:: Dataset excerpts

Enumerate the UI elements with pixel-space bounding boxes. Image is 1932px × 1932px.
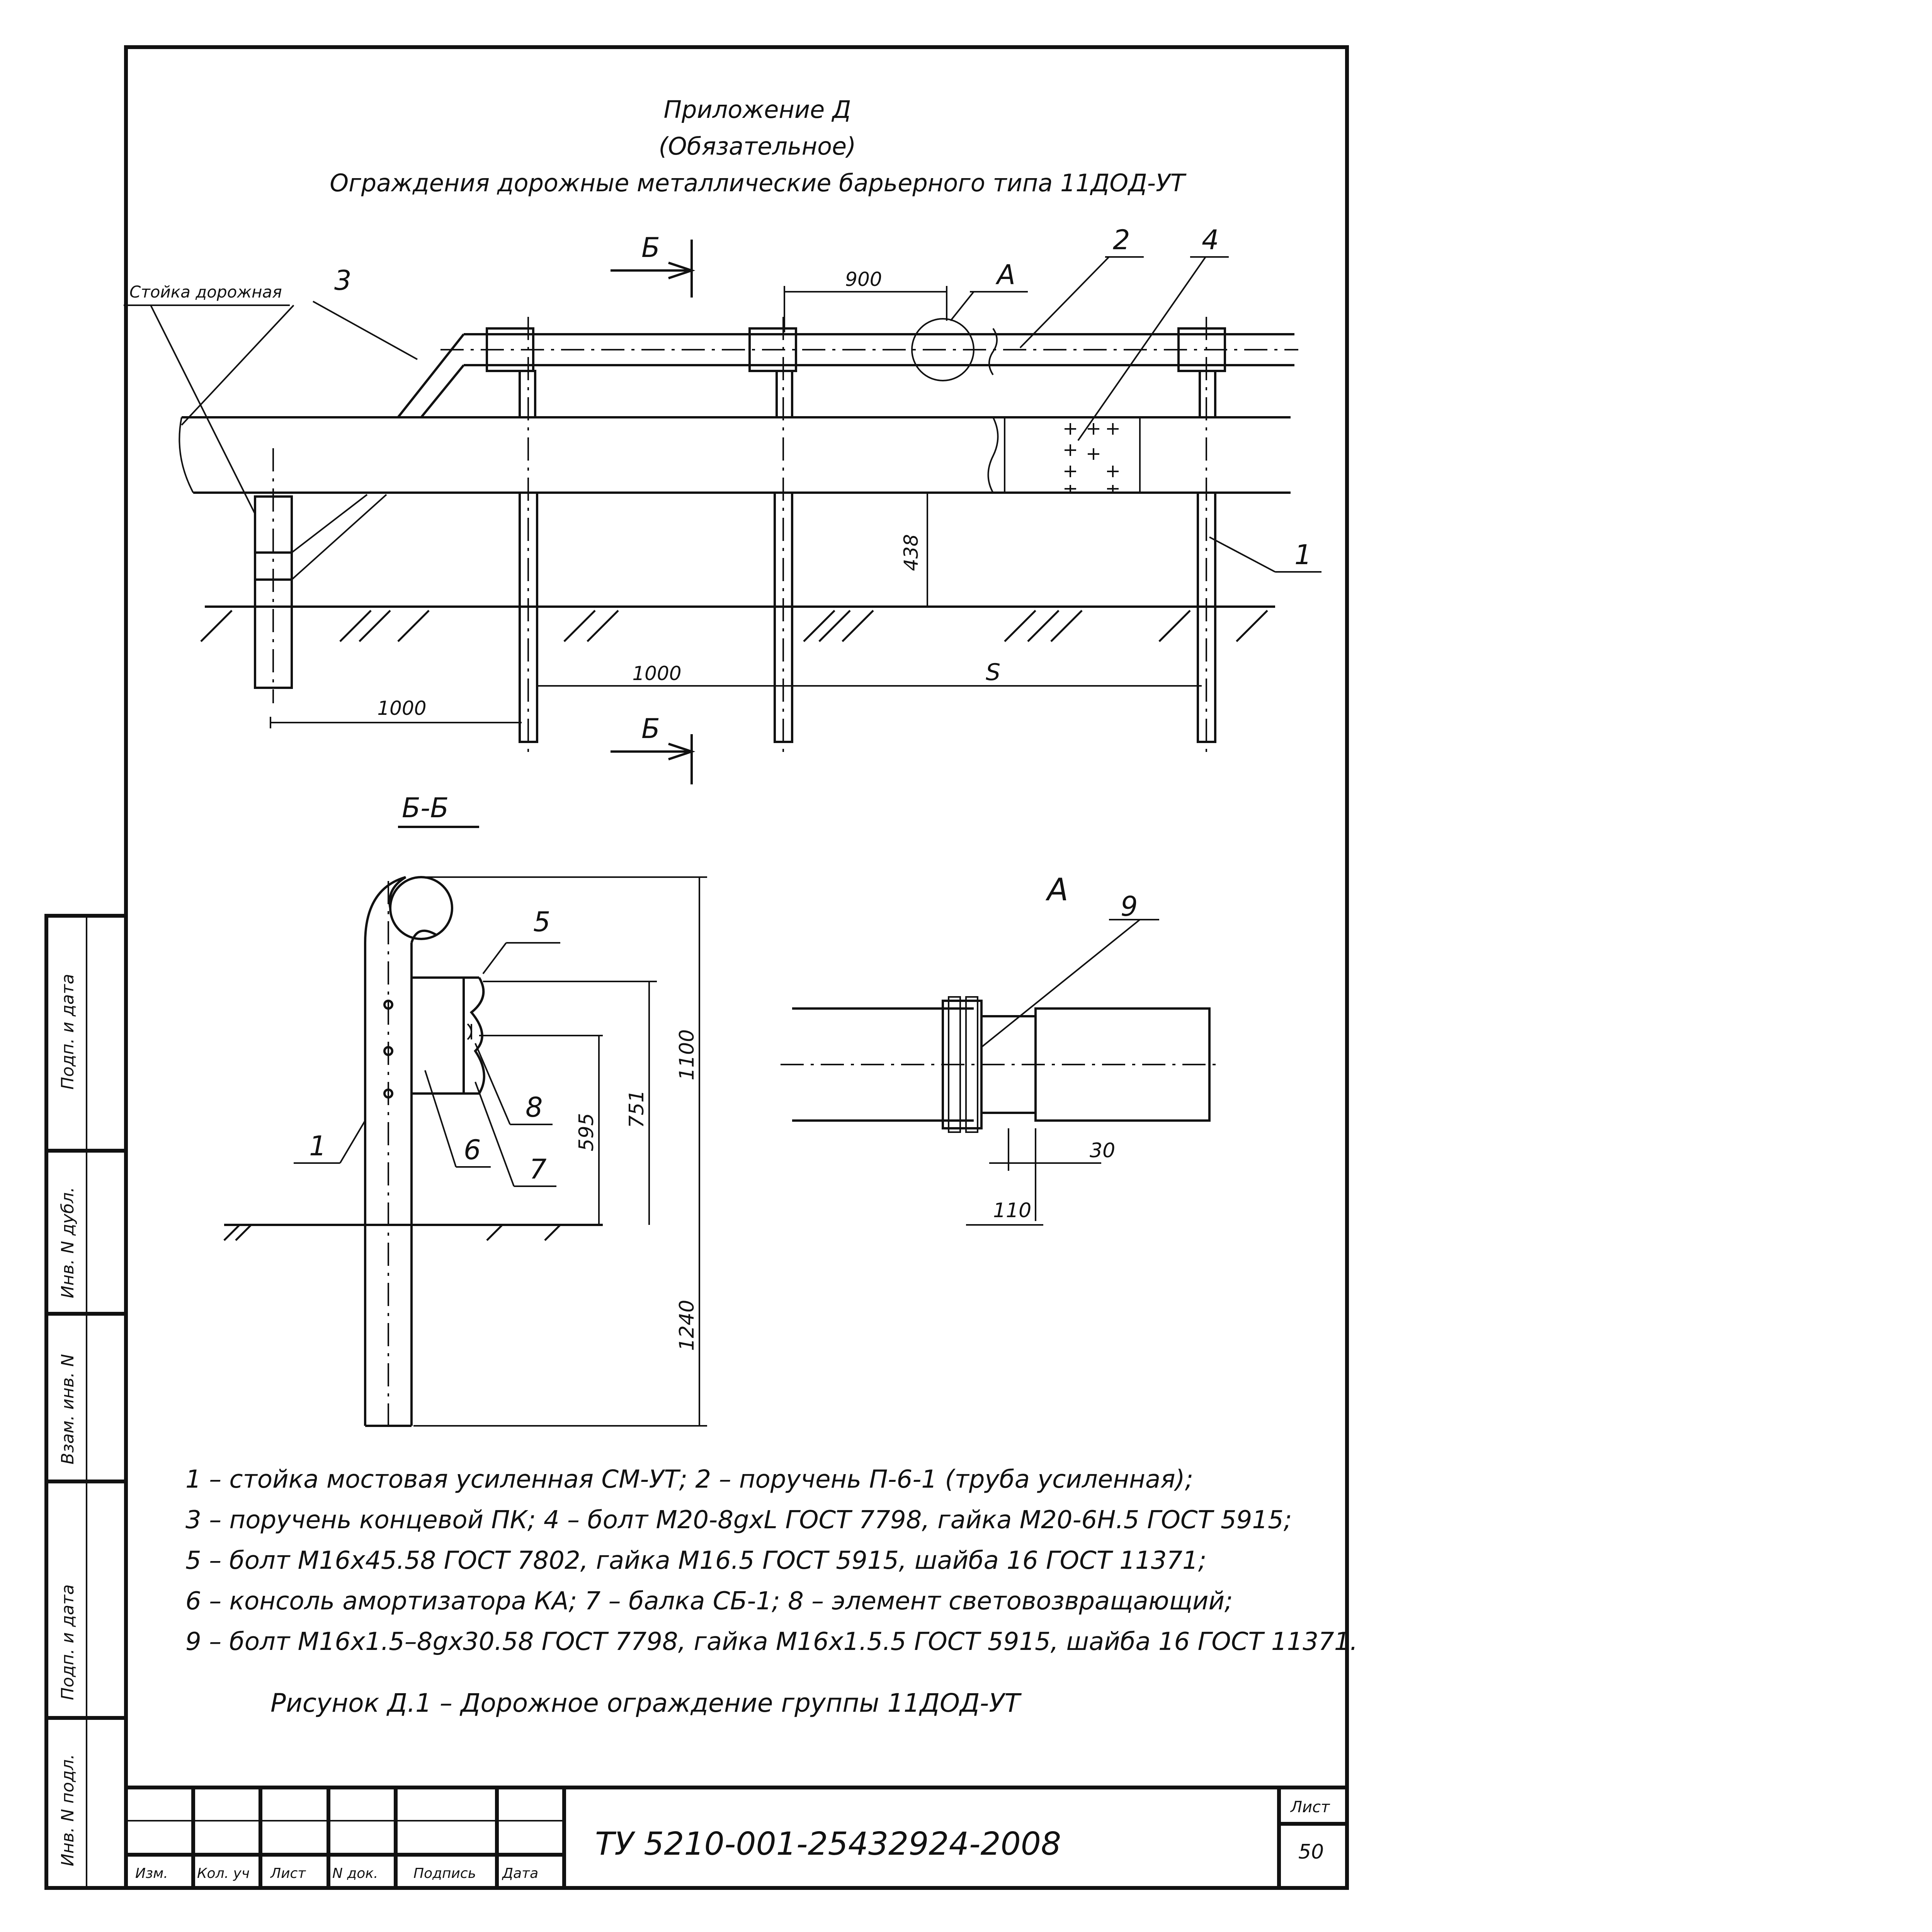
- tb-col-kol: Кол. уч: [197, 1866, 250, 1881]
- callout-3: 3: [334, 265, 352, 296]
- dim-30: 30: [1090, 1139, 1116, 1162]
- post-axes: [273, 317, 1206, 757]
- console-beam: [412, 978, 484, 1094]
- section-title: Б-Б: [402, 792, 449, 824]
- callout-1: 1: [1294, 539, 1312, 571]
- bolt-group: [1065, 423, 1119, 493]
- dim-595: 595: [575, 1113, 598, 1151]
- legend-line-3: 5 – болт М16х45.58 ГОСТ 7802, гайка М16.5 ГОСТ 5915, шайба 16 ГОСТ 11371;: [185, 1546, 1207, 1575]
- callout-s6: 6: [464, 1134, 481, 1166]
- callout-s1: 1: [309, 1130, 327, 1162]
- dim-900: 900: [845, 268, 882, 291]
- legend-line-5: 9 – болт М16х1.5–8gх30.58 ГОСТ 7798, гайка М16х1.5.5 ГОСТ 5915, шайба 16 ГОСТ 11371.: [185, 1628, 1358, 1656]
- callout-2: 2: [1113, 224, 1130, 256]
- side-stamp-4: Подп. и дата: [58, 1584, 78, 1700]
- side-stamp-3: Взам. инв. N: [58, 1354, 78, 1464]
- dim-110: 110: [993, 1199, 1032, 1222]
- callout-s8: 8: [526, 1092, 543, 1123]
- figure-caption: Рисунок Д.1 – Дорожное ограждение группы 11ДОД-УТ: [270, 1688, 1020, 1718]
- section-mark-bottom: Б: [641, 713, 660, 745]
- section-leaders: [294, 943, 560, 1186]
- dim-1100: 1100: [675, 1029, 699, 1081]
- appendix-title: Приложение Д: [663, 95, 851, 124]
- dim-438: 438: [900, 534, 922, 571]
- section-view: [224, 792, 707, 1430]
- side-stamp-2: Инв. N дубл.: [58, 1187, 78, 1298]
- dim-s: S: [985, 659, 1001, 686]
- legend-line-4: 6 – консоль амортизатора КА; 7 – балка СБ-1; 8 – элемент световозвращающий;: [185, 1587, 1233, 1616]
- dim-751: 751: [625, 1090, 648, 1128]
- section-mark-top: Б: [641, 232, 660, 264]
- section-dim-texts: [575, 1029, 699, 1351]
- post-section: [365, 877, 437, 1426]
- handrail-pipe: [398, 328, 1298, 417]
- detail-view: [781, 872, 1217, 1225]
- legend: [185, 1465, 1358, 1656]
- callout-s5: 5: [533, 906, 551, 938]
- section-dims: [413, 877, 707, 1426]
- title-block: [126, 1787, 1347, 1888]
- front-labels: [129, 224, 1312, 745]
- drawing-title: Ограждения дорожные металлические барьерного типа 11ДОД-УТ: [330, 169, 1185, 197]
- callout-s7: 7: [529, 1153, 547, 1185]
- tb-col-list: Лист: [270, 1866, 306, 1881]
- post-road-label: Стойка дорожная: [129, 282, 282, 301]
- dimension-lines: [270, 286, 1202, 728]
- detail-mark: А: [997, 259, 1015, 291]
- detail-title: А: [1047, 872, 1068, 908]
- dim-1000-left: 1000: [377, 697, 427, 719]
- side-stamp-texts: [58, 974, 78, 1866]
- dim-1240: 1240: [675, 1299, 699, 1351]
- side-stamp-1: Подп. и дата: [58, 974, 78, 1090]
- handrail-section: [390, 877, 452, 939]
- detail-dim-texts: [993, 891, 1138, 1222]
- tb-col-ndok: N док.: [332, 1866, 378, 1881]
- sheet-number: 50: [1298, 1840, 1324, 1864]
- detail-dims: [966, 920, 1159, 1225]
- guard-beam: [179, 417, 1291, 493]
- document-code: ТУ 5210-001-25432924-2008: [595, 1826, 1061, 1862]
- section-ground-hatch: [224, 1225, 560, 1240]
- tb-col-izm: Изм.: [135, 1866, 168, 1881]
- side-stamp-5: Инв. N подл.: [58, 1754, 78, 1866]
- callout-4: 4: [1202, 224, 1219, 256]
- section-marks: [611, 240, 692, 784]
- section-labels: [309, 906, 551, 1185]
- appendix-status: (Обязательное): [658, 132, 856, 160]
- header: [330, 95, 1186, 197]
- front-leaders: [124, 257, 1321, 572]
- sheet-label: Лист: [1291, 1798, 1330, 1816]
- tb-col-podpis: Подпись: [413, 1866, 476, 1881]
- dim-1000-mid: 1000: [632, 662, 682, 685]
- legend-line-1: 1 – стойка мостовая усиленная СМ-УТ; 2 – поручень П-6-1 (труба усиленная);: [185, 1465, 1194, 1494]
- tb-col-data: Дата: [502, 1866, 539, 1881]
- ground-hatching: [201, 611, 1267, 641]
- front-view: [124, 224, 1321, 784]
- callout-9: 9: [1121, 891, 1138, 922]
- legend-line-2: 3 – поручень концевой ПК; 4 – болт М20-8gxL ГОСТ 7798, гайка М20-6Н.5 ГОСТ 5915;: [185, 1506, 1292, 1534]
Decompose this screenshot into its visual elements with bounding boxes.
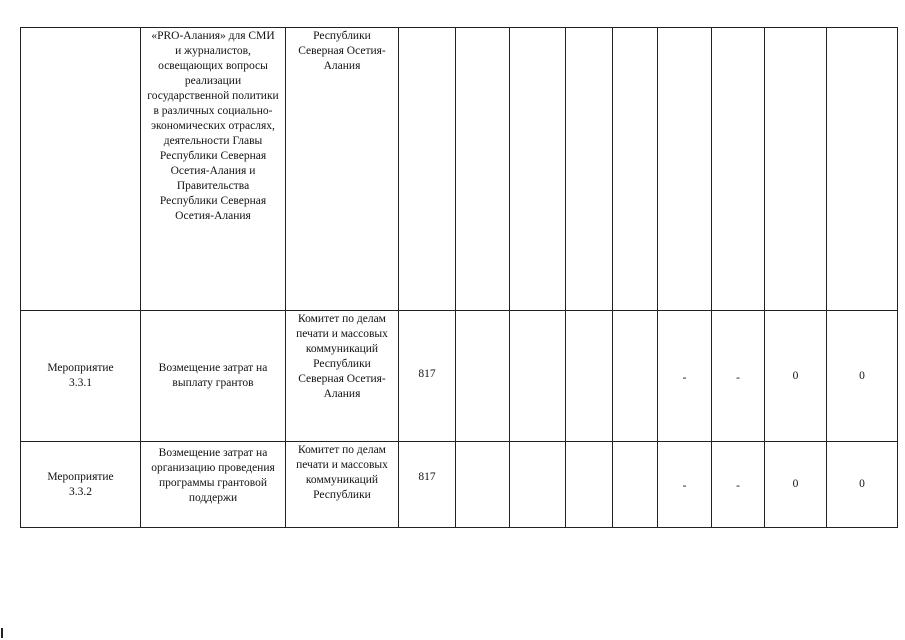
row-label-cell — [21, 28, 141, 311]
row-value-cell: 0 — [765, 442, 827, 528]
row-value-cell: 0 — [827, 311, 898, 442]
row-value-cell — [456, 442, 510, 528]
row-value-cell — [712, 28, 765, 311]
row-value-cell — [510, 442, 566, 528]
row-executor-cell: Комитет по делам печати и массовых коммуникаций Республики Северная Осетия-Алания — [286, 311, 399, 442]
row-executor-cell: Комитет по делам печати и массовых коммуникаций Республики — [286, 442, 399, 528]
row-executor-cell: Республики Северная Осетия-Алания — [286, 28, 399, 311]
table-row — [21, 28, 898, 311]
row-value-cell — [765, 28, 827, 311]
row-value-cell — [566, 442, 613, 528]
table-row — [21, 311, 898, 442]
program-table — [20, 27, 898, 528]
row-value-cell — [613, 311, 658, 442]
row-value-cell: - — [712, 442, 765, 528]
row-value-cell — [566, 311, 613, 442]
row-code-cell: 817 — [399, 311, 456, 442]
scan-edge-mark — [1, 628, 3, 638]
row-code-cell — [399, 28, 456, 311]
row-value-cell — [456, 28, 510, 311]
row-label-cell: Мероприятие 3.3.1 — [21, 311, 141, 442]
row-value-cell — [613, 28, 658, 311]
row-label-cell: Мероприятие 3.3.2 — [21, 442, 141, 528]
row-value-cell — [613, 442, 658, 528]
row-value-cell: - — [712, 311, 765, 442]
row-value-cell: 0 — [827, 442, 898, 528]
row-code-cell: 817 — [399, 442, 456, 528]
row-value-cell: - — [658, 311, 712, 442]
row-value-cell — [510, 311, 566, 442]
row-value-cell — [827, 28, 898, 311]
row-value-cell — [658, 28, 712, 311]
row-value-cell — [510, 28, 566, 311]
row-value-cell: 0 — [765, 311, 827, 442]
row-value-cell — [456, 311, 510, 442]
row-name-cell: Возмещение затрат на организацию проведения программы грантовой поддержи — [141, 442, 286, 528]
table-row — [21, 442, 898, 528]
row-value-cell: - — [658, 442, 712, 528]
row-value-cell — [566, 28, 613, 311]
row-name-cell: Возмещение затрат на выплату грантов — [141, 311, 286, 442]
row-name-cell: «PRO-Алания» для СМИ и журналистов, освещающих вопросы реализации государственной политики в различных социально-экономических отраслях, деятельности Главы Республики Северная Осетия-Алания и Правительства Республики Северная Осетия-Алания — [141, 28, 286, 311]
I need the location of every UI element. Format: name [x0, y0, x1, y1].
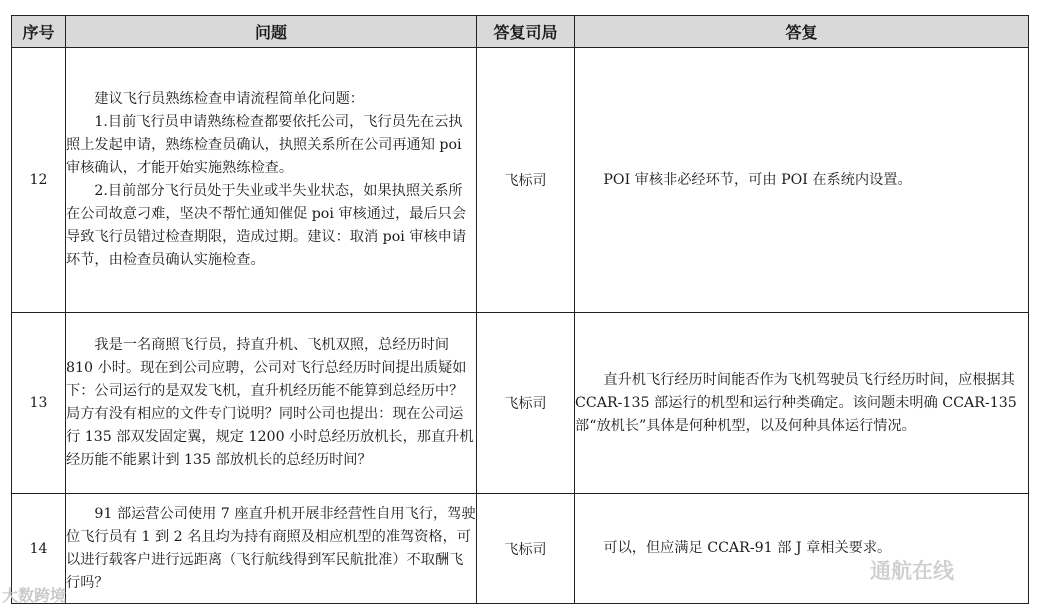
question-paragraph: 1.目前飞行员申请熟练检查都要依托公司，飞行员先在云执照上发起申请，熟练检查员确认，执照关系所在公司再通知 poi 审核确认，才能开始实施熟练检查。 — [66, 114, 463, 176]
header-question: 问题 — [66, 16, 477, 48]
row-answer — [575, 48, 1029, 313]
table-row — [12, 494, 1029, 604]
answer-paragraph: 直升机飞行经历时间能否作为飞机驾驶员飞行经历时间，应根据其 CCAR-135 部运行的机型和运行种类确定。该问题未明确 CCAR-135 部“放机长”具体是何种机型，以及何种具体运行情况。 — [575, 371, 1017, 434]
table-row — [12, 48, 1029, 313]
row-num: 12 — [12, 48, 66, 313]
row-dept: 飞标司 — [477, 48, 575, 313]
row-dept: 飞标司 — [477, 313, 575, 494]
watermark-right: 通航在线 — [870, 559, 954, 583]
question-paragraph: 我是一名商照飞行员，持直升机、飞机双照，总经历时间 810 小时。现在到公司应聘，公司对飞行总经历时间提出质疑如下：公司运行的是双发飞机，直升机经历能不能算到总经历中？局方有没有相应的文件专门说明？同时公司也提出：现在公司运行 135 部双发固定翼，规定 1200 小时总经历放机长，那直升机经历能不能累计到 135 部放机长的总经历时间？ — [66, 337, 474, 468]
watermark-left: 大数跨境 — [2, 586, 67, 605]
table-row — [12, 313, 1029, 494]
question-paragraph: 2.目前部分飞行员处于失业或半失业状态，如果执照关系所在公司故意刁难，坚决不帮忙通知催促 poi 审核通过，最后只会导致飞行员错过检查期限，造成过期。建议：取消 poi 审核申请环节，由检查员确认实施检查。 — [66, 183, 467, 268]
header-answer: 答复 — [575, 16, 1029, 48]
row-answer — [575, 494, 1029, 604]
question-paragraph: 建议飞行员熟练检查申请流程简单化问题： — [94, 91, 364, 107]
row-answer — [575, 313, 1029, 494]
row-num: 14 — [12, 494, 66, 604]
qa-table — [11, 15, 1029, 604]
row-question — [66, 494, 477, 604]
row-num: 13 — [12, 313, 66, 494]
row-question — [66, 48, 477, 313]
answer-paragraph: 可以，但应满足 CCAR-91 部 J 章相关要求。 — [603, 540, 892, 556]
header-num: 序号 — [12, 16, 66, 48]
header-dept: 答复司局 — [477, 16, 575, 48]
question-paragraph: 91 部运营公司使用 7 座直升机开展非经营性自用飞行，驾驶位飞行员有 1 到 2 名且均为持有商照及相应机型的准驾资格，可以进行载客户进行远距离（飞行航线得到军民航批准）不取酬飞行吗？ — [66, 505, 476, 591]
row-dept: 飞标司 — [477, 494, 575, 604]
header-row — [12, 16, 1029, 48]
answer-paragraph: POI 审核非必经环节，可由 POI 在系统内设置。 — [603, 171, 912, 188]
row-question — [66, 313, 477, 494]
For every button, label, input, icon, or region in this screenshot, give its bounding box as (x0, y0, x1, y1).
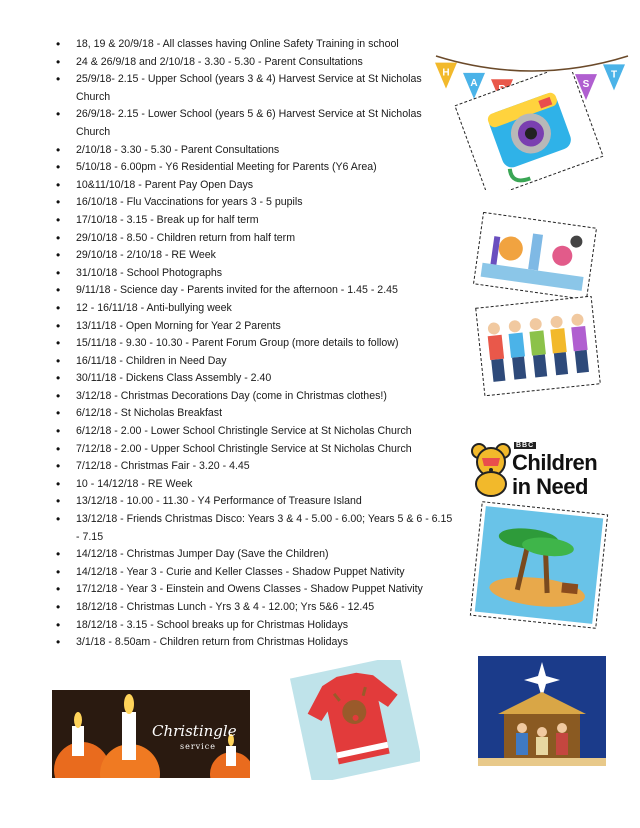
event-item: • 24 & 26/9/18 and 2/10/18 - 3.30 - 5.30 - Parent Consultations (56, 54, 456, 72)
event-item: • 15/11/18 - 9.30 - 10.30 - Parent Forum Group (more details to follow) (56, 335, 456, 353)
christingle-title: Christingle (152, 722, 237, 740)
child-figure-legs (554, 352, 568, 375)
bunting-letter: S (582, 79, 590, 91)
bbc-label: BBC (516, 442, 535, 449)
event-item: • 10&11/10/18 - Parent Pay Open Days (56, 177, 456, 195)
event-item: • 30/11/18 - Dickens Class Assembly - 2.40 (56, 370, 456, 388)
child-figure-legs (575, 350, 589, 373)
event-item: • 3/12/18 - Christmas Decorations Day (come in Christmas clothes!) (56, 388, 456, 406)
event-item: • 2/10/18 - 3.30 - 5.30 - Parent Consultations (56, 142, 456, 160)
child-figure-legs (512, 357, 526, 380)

::::

The exercise:
Rewrite the part that opens with the line containing "event-item: • 24" and closes with the line containing "bunting-letter: S (582, 79, 590, 91)", switching "Parent Forum Group" to "Parent Focus Group" and leaving everything else as it is.

Task answer:
event-item: • 24 & 26/9/18 and 2/10/18 - 3.30 - 5.30 - Parent Consultations (56, 54, 456, 72)
event-item: • 15/11/18 - 9.30 - 10.30 - Parent Focus Group (more details to follow) (56, 335, 456, 353)
christingle-title: Christingle (152, 722, 237, 740)
child-figure-legs (554, 352, 568, 375)
bunting-letter: S (582, 79, 590, 91)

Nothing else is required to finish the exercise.